* [Source excerpt]:
———

In the legendary era before they constituted their city into a Republic, the Romans are thought to have used a ten-month calendar. The first month was called the Month of Mars, Mensis Martius, in English known as March; the last one was Month #10, Mensis December. After December the year was not yet over, though: only 304 days had elapsed. The remaining 61 or 62 days of the solar year were spent in a monthless period, a blob of unmeasured time, perhaps less important because it was winter and agriculture was taking a break.
I repeat that this is legendary: there is little direct evidence of what is known as “Romulus’s calendar” (Romulus himself being a legendary figure). Already, by the time of the Roman Republic, January and February make an appearance.
The Republican Calendar was still quite different from our modern calendar. Most months had either 31 or 29 days, to minimize the superstitious misfortune associated with even numbers. But February, that weird, unlucky month added at the end of winter, had either 28 days (on common years) or 23 days (on leap years). Those leap years were supposed to occur every two or three years, and they included an extra month, Mercedonius or Intercalaris, consisting of 27 or 28 days, right after February 23rd. This made leap years significantly longer than common years, at 377 or 378 days compared to 355. Over time the system was supposed to self-correct and align with the solar year of 365 ¼ days. Unfortunately, the decision of declaring a leap year or not became political. It was up to the top religious authority of the Republic, the pontifex maximus; and to the surprise of literally nobody, it became common for a pontifex maximus to use that power to his advantage, for example to shorten the office terms of political enemies or lengthen those of allies — with the result that dates became difficult to predict and plan around, especially if you lived far from the city of Rome and its incessant political intrigue.

———

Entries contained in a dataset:

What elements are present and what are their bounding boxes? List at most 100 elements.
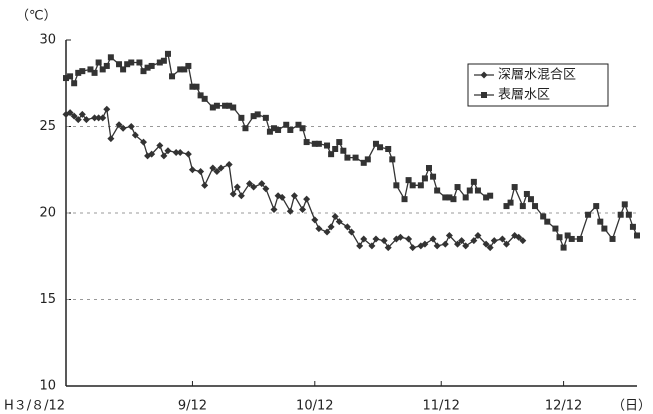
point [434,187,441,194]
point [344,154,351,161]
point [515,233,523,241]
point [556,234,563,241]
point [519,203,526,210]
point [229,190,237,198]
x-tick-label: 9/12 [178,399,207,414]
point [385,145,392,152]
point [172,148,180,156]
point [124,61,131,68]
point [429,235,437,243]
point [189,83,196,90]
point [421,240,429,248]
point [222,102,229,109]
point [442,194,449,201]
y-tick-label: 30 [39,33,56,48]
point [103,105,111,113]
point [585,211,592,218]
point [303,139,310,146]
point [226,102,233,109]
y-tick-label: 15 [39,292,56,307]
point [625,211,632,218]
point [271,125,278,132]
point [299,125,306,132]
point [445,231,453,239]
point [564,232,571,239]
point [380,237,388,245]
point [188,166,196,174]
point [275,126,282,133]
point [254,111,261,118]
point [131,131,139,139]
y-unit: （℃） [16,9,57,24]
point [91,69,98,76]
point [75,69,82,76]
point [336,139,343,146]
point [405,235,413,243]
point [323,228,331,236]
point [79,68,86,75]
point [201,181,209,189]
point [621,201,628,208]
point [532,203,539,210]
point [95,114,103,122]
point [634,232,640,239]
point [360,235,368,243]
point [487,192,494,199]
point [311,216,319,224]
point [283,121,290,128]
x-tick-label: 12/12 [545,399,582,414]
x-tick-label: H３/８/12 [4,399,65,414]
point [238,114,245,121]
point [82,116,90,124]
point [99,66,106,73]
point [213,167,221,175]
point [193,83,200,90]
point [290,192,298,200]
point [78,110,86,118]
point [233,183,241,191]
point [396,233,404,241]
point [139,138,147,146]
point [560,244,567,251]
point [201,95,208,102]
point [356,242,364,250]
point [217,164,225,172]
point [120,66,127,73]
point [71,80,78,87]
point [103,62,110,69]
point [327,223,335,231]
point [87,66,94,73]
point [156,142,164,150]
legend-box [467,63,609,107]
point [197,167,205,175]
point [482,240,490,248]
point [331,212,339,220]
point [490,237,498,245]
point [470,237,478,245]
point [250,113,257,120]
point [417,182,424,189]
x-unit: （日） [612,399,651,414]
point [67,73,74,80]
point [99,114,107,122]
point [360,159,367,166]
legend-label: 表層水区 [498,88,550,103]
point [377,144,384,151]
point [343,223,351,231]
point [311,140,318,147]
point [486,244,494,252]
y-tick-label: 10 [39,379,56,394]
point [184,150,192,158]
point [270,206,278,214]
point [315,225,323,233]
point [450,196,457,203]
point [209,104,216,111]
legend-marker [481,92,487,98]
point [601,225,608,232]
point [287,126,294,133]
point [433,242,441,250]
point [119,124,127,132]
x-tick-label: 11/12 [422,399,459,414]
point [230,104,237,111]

———

* [Direction A]: Copy the passage on the Roman calendar word for word, starting at "In the legendary" and ending at "make an appearance.".
* [Direction B]: Pick up the passage on the Roman calendar after its last sentence and keep writing it.
These entries were drawn from a separate source.

* [Written reply A]:
In the legendary era before they constituted their city into a Republic, the Romans are thought to have used a ten-month calendar. The first month was called the Month of Mars, Mensis Martius, in English known as March; the last one was Month #10, Mensis December. After December the year was not yet over, though: only 304 days had elapsed. The remaining 61 or 62 days of the solar year were spent in a monthless period, a blob of unmeasured time, perhaps less important because it was winter and agriculture was taking a break.
I repeat that this is legendary: there is little direct evidence of what is known as “Romulus’s calendar” (Romulus himself being a legendary figure). Already, by the time of the Roman Republic, January and February make an appearance.

* [Written reply B]:
It was a mess. Then came along Julius Caesar, who, as pontifex maximus himself, would reform this mess. The Julian calendar is (almost) what we still use today. It contains a small remnant of the intercalary month of yore: February 29th, a phantom day that materializes only once every four years, a day more unique and special than January 1st or December 25th, just due to a quirk of how our solar system works.
There would be only one more reform of the calendar, by Pope Gregory XIII, in 1582. A small tweak to February 29th, to make it vanish once more per century, three centuries out of four — because the solar year is in fact 365.2425 days, not 365.25. After this, no reforms at all.
Despite being much simpler than the calendars of Romulus or of the Roman Republic, the Gregorian calendar is still pretty quirky. The month lengths follow an irregular pattern, requiring cute mnemonics like that trick with hand knuckles to remember them. Our seasons and quarters have slightly different lengths as a result. Month names are all over the place: gods we don’t believe in anymore (Janus, Mars, Junon); quasi-forgotten festivals (the Februa, meaning “purification”); long-dead statesmen with uncertain moral legacies (Julius, Augustus); and numbers that aren’t even those months’ numbers (October screams, “I’m month #8! I swear! Octopuses have eight tentacles, not ten, don’t they?”). And then there’s the fact that a particular date falls on a different day of the week every year, due to the 7-day week (another relic of deep antiquity) not aligning with either months or years, in a pattern that is in theory easily predictable but in practice repeatedly gets thrown off a bit by the quadrennial return of February the 29th.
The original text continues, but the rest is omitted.